>>>

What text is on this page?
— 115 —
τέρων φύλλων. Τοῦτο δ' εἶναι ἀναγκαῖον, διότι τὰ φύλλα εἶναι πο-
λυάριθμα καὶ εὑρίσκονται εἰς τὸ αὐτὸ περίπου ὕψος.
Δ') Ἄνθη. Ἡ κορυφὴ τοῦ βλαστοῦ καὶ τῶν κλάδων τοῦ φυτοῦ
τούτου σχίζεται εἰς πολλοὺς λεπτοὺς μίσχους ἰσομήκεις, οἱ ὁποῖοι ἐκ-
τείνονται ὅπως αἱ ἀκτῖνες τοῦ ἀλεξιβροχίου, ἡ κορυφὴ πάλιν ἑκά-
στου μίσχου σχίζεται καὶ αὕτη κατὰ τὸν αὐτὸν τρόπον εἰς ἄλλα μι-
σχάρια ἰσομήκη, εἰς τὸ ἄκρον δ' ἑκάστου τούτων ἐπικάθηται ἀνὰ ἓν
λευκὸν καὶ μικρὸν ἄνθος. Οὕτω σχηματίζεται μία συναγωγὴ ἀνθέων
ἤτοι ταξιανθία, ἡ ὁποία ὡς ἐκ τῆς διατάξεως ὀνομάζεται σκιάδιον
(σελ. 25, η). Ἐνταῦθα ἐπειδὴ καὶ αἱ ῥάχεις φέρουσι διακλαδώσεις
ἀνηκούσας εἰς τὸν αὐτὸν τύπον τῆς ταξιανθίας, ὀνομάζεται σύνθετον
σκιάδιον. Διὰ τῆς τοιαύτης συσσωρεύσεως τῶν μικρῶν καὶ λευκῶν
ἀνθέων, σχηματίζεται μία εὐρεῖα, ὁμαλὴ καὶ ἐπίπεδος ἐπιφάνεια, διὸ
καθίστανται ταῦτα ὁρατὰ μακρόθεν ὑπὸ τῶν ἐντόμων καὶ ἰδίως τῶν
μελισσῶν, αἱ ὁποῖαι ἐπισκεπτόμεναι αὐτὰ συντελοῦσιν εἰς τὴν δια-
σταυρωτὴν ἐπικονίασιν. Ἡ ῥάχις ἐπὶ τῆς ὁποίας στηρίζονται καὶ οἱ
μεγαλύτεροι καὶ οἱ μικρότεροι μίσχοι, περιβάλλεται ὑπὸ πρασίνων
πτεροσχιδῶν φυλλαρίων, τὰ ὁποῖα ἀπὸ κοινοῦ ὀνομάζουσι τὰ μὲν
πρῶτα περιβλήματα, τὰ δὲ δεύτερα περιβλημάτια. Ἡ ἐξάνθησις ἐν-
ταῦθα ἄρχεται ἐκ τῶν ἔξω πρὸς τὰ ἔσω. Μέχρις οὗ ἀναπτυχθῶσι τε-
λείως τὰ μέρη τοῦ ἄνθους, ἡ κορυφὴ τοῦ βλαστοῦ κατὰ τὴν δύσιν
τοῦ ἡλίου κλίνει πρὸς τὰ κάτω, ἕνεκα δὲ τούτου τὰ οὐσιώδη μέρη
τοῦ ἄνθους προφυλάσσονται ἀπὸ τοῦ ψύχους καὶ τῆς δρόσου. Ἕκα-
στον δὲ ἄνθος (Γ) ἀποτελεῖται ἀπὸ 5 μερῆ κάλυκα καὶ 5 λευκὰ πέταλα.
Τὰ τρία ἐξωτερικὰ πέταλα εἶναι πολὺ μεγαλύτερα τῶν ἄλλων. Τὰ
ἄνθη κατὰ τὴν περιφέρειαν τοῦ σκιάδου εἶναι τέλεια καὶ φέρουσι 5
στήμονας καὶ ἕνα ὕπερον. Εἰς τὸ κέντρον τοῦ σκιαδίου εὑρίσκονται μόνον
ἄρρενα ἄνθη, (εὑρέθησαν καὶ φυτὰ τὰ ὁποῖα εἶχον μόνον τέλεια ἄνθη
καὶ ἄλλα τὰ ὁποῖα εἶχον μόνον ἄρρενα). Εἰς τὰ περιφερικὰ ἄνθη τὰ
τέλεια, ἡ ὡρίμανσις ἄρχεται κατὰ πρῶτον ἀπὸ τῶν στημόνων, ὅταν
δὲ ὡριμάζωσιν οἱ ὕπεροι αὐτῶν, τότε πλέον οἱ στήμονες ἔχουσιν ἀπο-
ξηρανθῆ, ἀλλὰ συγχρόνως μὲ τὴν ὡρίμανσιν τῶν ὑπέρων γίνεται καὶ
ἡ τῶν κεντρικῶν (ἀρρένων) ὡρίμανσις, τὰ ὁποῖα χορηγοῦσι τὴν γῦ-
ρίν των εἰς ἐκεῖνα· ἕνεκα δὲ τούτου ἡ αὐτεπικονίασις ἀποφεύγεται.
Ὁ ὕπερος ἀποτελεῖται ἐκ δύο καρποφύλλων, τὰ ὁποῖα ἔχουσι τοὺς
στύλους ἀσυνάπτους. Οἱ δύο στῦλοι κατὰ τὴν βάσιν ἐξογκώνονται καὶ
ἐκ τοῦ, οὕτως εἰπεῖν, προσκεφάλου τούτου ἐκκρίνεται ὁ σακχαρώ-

<<<

#### [What you should do]
Make an exact copy of all the data.

#### [Task solution]
What text is on this page?
— 115 —
τέρων φύλλων. Τοῦτο δ' εἶναι ἀναγκαῖον, διότι τὰ φύλλα εἶναι πο-
λυάριθμα καὶ εὑρίσκονται εἰς τὸ αὐτὸ περίπου ὕψος.
Δ') Ἄνθη. Ἡ κορυφὴ τοῦ βλαστοῦ καὶ τῶν κλάδων τοῦ φυτοῦ
τούτου σχίζεται εἰς πολλοὺς λεπτοὺς μίσχους ἰσομήκεις, οἱ ὁποῖοι ἐκ-
τείνονται ὅπως αἱ ἀκτῖνες τοῦ ἀλεξιβροχίου, ἡ κορυφὴ πάλιν ἑκά-
στου μίσχου σχίζεται καὶ αὕτη κατὰ τὸν αὐτὸν τρόπον εἰς ἄλλα μι-
σχάρια ἰσομήκη, εἰς τὸ ἄκρον δ' ἑκάστου τούτων ἐπικάθηται ἀνὰ ἓν
λευκὸν καὶ μικρὸν ἄνθος. Οὕτω σχηματίζεται μία συναγωγὴ ἀνθέων
ἤτοι ταξιανθία, ἡ ὁποία ὡς ἐκ τῆς διατάξεως ὀνομάζεται σκιάδιον
(σελ. 25, η). Ἐνταῦθα ἐπειδὴ καὶ αἱ ῥάχεις φέρουσι διακλαδώσεις
ἀνηκούσας εἰς τὸν αὐτὸν τύπον τῆς ταξιανθίας, ὀνομάζεται σύνθετον
σκιάδιον. Διὰ τῆς τοιαύτης συσσωρεύσεως τῶν μικρῶν καὶ λευκῶν
ἀνθέων, σχηματίζεται μία εὐρεῖα, ὁμαλὴ καὶ ἐπίπεδος ἐπιφάνεια, διὸ
καθίστανται ταῦτα ὁρατὰ μακρόθεν ὑπὸ τῶν ἐντόμων καὶ ἰδίως τῶν
μελισσῶν, αἱ ὁποῖαι ἐπισκεπτόμεναι αὐτὰ συντελοῦσιν εἰς τὴν δια-
σταυρωτὴν ἐπικονίασιν. Ἡ ῥάχις ἐπὶ τῆς ὁποίας στηρίζονται καὶ οἱ
μεγαλύτεροι καὶ οἱ μικρότεροι μίσχοι, περιβάλλεται ὑπὸ πρασίνων
πτεροσχιδῶν φυλλαρίων, τὰ ὁποῖα ἀπὸ κοινοῦ ὀνομάζουσι τὰ μὲν
πρῶτα περιβλήματα, τὰ δὲ δεύτερα περιβλημάτια. Ἡ ἐξάνθησις ἐν-
ταῦθα ἄρχεται ἐκ τῶν ἔξω πρὸς τὰ ἔσω. Μέχρις οὗ ἀναπτυχθῶσι τε-
λείως τὰ μέρη τοῦ ἄνθους, ἡ κορυφὴ τοῦ βλαστοῦ κατὰ τὴν δύσιν
τοῦ ἡλίου κλίνει πρὸς τὰ κάτω, ἕνεκα δὲ τούτου τὰ οὐσιώδη μέρη
τοῦ ἄνθους προφυλάσσονται ἀπὸ τοῦ ψύχους καὶ τῆς δρόσου. Ἕκα-
στον δὲ ἄνθος (Γ) ἀποτελεῖται ἀπὸ 5 μερῆ κάλυκα καὶ 5 λευκὰ πέταλα.
Τὰ τρία ἐξωτερικὰ πέταλα εἶναι πολὺ μεγαλύτερα τῶν ἄλλων. Τὰ
ἄνθη κατὰ τὴν περιφέρειαν τοῦ σκιάδου εἶναι τέλεια καὶ φέρουσι 5
στήμονας καὶ ἕνα ὕπερον. Εἰς τὸ κέντρον τοῦ σκιαδίου εὑρίσκονται μόνον
ἄρρενα ἄνθη, (εὑρέθησαν καὶ φυτὰ τὰ ὁποῖα εἶχον μόνον τέλεια ἄνθη
καὶ ἄλλα τὰ ὁποῖα εἶχον μόνον ἄρρενα). Εἰς τὰ περιφερικὰ ἄνθη τὰ
τέλεια, ἡ ὡρίμανσις ἄρχεται κατὰ πρῶτον ἀπὸ τῶν στημόνων, ὅταν
δὲ ὡριμάζωσιν οἱ ὕπεροι αὐτῶν, τότε πλέον οἱ στήμονες ἔχουσιν ἀπο-
ξηρανθῆ, ἀλλὰ συγχρόνως μὲ τὴν ὡρίμανσιν τῶν ὑπέρων γίνεται καὶ
ἡ τῶν κεντρικῶν (ἀρρένων) ὡρίμανσις, τὰ ὁποῖα χορηγοῦσι τὴν γῦ-
ρίν των εἰς ἐκεῖνα· ἕνεκα δὲ τούτου ἡ αὐτεπικονίασις ἀποφεύγεται.
Ὁ ὕπερος ἀποτελεῖται ἐκ δύο καρποφύλλων, τὰ ὁποῖα ἔχουσι τοὺς
στύλους ἀσυνάπτους. Οἱ δύο στῦλοι κατὰ τὴν βάσιν ἐξογκώνονται καὶ
ἐκ τοῦ, οὕτως εἰπεῖν, προσκεφάλου τούτου ἐκκρίνεται ὁ σακχαρώ-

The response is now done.